**Exercise details**
Output all records precisely as written.

**Dataset records**
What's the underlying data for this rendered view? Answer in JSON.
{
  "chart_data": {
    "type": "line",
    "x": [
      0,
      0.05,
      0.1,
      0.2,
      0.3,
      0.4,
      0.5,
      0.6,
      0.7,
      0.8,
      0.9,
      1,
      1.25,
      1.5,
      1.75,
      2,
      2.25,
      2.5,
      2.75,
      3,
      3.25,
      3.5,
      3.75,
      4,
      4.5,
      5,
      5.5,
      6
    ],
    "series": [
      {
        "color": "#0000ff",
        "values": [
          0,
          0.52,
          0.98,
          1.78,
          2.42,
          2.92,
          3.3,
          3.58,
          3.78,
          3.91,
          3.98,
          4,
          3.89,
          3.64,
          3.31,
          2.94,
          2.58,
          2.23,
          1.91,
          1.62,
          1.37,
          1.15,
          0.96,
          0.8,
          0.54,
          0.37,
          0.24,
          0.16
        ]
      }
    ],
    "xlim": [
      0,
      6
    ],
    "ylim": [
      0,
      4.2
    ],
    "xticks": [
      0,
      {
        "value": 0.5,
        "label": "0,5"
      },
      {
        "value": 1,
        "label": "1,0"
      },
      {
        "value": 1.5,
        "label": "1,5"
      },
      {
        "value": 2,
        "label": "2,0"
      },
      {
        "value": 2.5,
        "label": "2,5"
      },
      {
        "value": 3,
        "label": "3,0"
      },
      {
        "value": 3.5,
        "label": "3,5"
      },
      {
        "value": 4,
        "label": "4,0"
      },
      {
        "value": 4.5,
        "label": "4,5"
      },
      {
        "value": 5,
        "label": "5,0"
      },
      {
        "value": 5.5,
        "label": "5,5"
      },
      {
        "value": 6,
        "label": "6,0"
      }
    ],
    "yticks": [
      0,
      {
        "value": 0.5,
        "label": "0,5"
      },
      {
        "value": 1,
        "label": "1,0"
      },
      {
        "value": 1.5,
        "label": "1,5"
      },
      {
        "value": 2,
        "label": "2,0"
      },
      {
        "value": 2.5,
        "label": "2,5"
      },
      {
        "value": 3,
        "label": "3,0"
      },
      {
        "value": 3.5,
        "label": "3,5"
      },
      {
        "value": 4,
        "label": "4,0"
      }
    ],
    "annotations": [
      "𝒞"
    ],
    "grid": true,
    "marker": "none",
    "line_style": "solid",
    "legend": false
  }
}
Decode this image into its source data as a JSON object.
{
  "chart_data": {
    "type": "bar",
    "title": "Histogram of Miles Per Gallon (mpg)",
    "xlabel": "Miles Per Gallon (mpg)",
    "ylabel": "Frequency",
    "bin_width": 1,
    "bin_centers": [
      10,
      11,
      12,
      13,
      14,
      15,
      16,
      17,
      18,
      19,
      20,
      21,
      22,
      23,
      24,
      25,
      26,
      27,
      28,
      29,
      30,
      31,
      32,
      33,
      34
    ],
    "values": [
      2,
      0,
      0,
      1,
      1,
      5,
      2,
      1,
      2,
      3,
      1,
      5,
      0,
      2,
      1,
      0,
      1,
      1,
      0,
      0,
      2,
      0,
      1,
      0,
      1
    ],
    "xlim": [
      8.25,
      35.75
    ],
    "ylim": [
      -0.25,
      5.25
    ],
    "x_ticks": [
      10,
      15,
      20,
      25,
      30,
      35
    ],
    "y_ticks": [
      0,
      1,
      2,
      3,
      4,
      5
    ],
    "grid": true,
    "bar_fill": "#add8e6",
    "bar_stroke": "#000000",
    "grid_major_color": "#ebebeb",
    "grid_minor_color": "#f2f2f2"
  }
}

**Response to this exercise**
What's the underlying data for this rendered view? Answer in JSON.
{
  "chart_data": {
    "type": "line",
    "x": [
      0,
      0.05,
      0.1,
      0.2,
      0.3,
      0.4,
      0.5,
      0.6,
      0.7,
      0.8,
      0.9,
      1,
      1.25,
      1.5,
      1.75,
      2,
      2.25,
      2.5,
      2.75,
      3,
      3.25,
      3.5,
      3.75,
      4,
      4.5,
      5,
      5.5,
      6
    ],
    "series": [
      {
        "color": "#0000ff",
        "values": [
          0,
          0.52,
          0.98,
          1.78,
          2.42,
          2.92,
          3.3,
          3.58,
          3.78,
          3.91,
          3.98,
          4,
          3.89,
          3.64,
          3.31,
          2.94,
          2.58,
          2.23,
          1.91,
          1.62,
          1.37,
          1.15,
          0.96,
          0.8,
          0.54,
          0.37,
          0.24,
          0.16
        ]
      }
    ],
    "xlim": [
      0,
      6
    ],
    "ylim": [
      0,
      4.2
    ],
    "xticks": [
      0,
      {
        "value": 0.5,
        "label": "0,5"
      },
      {
        "value": 1,
        "label": "1,0"
      },
      {
        "value": 1.5,
        "label": "1,5"
      },
      {
        "value": 2,
        "label": "2,0"
      },
      {
        "value": 2.5,
        "label": "2,5"
      },
      {
        "value": 3,
        "label": "3,0"
      },
      {
        "value": 3.5,
        "label": "3,5"
      },
      {
        "value": 4,
        "label": "4,0"
      },
      {
        "value": 4.5,
        "label": "4,5"
      },
      {
        "value": 5,
        "label": "5,0"
      },
      {
        "value": 5.5,
        "label": "5,5"
      },
      {
        "value": 6,
        "label": "6,0"
      }
    ],
    "yticks": [
      0,
      {
        "value": 0.5,
        "label": "0,5"
      },
      {
        "value": 1,
        "label": "1,0"
      },
      {
        "value": 1.5,
        "label": "1,5"
      },
      {
        "value": 2,
        "label": "2,0"
      },
      {
        "value": 2.5,
        "label": "2,5"
      },
      {
        "value": 3,
        "label": "3,0"
      },
      {
        "value": 3.5,
        "label": "3,5"
      },
      {
        "value": 4,
        "label": "4,0"
      }
    ],
    "annotations": [
      "𝒞"
    ],
    "grid": true,
    "marker": "none",
    "line_style": "solid",
    "legend": false
  }
}
Decode this image into its source data as a JSON object.
{
  "chart_data": {
    "type": "bar",
    "title": "Histogram of Miles Per Gallon (mpg)",
    "xlabel": "Miles Per Gallon (mpg)",
    "ylabel": "Frequency",
    "bin_width": 1,
    "bin_centers": [
      10,
      11,
      12,
      13,
      14,
      15,
      16,
      17,
      18,
      19,
      20,
      21,
      22,
      23,
      24,
      25,
      26,
      27,
      28,
      29,
      30,
      31,
      32,
      33,
      34
    ],
    "values": [
      2,
      0,
      0,
      1,
      1,
      5,
      2,
      1,
      2,
      3,
      1,
      5,
      0,
      2,
      1,
      0,
      1,
      1,
      0,
      0,
      2,
      0,
      1,
      0,
      1
    ],
    "xlim": [
      8.25,
      35.75
    ],
    "ylim": [
      -0.25,
      5.25
    ],
    "x_ticks": [
      10,
      15,
      20,
      25,
      30,
      35
    ],
    "y_ticks": [
      0,
      1,
      2,
      3,
      4,
      5
    ],
    "grid": true,
    "bar_fill": "#add8e6",
    "bar_stroke": "#000000",
    "grid_major_color": "#ebebeb",
    "grid_minor_color": "#f2f2f2"
  }
}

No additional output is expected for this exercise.